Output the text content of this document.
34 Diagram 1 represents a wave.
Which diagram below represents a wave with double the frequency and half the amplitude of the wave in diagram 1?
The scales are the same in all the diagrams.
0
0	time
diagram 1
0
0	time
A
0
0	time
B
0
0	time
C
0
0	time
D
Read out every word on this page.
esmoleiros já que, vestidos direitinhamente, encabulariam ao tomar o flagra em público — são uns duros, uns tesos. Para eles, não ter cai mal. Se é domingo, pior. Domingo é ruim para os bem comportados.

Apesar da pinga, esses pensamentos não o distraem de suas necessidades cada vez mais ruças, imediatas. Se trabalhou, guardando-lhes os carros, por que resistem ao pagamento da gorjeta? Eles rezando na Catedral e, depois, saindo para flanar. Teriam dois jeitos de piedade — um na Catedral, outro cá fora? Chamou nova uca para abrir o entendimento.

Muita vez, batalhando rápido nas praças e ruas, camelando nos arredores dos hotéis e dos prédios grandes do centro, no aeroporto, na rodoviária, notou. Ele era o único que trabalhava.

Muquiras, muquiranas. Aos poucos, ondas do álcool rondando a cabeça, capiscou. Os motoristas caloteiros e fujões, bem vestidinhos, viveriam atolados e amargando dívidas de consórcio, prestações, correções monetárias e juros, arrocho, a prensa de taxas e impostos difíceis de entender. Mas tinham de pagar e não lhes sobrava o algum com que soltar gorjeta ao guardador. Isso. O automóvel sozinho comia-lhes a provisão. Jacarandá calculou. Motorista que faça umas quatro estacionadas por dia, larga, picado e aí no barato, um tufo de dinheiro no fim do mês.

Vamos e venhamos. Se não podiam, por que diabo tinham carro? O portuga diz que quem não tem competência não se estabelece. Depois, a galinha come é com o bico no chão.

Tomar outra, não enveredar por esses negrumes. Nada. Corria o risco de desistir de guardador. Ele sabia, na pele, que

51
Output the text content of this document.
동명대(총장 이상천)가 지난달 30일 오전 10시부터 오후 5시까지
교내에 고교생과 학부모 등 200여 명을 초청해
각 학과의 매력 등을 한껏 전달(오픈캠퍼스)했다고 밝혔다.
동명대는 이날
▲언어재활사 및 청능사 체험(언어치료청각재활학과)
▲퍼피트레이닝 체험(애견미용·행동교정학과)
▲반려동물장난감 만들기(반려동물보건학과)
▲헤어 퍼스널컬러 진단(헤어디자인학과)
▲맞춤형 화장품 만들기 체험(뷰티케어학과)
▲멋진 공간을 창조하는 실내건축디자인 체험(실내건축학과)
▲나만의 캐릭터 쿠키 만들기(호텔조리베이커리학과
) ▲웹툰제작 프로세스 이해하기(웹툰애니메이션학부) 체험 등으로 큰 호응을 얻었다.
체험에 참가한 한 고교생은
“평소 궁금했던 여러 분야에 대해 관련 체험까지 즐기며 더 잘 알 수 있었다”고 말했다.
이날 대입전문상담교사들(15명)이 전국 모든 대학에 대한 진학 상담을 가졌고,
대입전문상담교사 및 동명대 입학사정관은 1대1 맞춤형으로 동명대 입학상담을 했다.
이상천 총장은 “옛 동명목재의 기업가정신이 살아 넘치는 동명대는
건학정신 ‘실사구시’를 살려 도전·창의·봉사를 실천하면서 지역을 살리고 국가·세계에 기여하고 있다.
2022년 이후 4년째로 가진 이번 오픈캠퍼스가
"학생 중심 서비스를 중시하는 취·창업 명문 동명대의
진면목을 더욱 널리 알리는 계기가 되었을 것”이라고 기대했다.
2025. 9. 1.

● ● ● ● ● ● ●

-- WORK TO DO --
Search the data above for lines holding "wave" and copy each of them.

-- COMPLETE ANSWER --
34 Diagram 1 represents a wave.
Which diagram below represents a wave with double the frequency and half the amplitude of the wave in diagram 1?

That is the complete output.